### Data records
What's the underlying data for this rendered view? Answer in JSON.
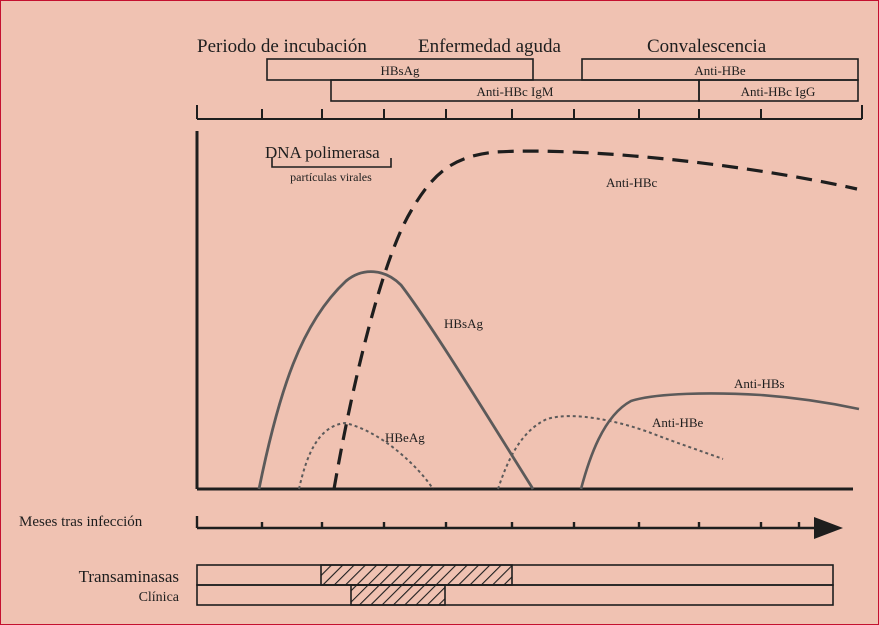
{
  "colors": {
    "background": "#f0c2b2",
    "frame": "#c4102f",
    "ink": "#1e1e1e"
  },
  "phases": {
    "incubation": "Periodo de incubación",
    "acute": "Enfermedad aguda",
    "convalescence": "Convalescencia"
  },
  "marker_bars": {
    "hbsag": "HBsAg",
    "anti_hbe": "Anti-HBe",
    "anti_hbc_igm": "Anti-HBc IgM",
    "anti_hbc_igg": "Anti-HBc IgG"
  },
  "annotations": {
    "dna_polymerase": "DNA polimerasa",
    "viral_particles": "partículas virales"
  },
  "curve_labels": {
    "anti_hbc": "Anti-HBc",
    "hbsag_curve": "HBsAg",
    "hbeag_curve": "HBeAg",
    "anti_hbs_curve": "Anti-HBs",
    "anti_hbe_curve": "Anti-HBe"
  },
  "time_axis": {
    "label": "Meses tras infección"
  },
  "bottom_bars": {
    "transaminases": "Transaminasas",
    "clinical": "Clínica"
  }
}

### Directions for this task
All lines with the word "Anti" are needed; pull them from the entries and copy each.

### Solved exercise
    "anti_hbe": "Anti-HBe",
    "anti_hbc_igm": "Anti-HBc IgM",
    "anti_hbc_igg": "Anti-HBc IgG"
    "anti_hbc": "Anti-HBc",
    "anti_hbs_curve": "Anti-HBs",
    "anti_hbe_curve": "Anti-HBe"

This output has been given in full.